**Goal of the exercise:**
Count the lines in the items below that contain the string "give" and reply with the number alone.

**Data records:**
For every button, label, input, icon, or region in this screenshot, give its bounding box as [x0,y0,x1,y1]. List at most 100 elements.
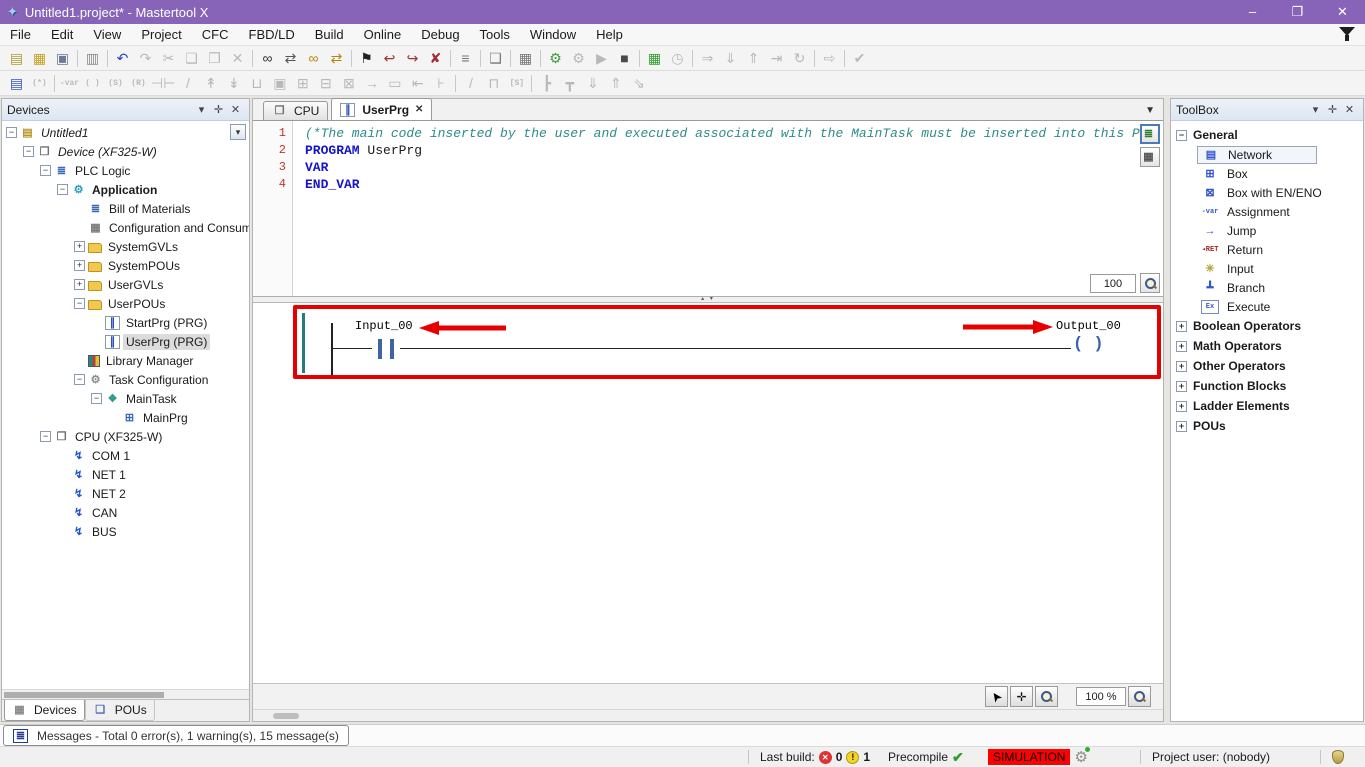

---

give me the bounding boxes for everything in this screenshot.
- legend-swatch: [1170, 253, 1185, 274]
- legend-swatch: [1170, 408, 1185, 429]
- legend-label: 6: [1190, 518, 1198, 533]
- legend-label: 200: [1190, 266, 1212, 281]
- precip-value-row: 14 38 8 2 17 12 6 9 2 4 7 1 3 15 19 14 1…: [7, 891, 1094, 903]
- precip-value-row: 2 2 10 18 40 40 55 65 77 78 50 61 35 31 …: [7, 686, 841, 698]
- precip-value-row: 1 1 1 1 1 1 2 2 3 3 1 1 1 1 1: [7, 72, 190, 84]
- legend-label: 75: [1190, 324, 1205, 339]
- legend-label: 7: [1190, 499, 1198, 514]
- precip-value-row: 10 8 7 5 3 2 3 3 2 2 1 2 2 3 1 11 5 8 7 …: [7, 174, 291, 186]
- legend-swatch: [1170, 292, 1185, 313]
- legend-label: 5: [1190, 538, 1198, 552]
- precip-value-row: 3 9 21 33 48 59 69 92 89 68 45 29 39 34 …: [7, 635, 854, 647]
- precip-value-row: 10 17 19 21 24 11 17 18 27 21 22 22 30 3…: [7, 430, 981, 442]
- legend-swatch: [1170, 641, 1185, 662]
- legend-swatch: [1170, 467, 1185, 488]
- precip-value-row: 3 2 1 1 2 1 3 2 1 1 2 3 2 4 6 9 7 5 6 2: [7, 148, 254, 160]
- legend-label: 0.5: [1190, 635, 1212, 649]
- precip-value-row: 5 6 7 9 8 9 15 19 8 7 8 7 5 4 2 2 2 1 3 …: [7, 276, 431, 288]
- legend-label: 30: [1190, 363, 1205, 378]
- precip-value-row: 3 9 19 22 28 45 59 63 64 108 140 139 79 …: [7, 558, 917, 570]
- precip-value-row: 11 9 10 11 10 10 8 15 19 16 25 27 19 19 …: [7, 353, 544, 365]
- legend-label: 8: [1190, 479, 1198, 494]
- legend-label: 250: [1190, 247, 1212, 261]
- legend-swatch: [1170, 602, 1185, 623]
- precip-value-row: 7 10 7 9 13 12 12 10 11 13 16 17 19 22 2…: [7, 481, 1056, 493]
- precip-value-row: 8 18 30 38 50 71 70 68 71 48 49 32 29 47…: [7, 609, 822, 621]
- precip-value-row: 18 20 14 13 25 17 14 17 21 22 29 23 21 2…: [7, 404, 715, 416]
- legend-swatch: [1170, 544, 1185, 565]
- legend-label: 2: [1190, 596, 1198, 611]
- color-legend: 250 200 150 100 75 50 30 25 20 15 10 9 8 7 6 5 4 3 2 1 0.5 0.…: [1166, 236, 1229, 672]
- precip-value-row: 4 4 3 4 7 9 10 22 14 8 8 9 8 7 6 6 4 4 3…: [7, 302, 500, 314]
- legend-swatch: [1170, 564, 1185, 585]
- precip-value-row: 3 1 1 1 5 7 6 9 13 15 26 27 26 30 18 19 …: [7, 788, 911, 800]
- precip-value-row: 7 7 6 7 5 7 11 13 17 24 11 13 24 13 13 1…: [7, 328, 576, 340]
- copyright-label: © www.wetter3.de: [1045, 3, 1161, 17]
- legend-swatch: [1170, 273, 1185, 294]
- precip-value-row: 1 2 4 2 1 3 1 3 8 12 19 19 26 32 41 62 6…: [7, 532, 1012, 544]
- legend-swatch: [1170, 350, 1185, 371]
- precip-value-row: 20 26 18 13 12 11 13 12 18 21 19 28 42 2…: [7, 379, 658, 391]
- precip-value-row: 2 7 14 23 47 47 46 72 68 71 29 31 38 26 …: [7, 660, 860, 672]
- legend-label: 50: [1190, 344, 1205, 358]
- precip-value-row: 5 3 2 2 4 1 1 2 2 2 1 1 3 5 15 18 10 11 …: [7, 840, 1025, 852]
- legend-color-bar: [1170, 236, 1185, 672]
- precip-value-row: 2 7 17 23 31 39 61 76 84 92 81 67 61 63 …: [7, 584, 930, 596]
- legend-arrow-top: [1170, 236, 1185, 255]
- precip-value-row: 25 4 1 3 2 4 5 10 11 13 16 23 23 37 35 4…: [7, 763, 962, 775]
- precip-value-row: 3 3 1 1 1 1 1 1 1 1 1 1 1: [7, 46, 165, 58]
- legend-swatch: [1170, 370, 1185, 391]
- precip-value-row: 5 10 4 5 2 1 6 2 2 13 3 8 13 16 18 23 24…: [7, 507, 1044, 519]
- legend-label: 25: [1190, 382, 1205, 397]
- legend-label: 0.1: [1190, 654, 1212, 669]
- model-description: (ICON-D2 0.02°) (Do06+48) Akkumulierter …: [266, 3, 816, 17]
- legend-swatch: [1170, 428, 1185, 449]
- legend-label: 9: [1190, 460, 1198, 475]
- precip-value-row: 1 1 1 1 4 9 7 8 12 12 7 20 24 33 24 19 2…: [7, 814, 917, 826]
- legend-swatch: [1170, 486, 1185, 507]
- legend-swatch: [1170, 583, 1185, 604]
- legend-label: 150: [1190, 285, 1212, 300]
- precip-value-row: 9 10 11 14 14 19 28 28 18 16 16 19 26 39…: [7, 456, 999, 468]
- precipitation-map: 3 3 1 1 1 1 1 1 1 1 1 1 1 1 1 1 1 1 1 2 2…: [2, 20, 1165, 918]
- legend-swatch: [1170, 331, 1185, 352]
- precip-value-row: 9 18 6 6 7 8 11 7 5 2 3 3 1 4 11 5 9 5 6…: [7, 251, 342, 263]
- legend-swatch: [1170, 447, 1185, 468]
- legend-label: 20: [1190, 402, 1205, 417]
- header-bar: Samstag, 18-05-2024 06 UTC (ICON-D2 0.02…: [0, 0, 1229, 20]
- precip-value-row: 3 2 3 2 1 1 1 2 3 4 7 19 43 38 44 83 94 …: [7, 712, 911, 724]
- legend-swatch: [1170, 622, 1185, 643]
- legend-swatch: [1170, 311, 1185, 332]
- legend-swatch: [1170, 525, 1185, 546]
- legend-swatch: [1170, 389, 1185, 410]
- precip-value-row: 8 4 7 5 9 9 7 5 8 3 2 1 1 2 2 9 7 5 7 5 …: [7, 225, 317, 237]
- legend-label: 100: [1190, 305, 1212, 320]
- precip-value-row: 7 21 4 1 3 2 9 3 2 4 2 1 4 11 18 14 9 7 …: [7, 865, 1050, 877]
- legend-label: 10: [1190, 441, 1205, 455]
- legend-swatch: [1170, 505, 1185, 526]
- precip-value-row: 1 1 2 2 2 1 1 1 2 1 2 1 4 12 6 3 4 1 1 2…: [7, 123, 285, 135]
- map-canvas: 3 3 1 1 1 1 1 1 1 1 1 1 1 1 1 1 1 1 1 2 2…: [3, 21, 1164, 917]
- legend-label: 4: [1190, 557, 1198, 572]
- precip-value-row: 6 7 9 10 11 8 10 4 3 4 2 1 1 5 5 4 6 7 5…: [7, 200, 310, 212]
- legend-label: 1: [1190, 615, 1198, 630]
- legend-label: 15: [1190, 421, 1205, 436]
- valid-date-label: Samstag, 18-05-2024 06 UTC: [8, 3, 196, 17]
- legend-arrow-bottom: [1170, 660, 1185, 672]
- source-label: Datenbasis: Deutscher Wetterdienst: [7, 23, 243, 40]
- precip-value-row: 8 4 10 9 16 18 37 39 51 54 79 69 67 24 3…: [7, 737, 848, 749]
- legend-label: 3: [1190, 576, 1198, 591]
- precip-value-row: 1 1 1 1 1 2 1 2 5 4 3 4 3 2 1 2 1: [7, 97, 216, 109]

**Correct result:**
2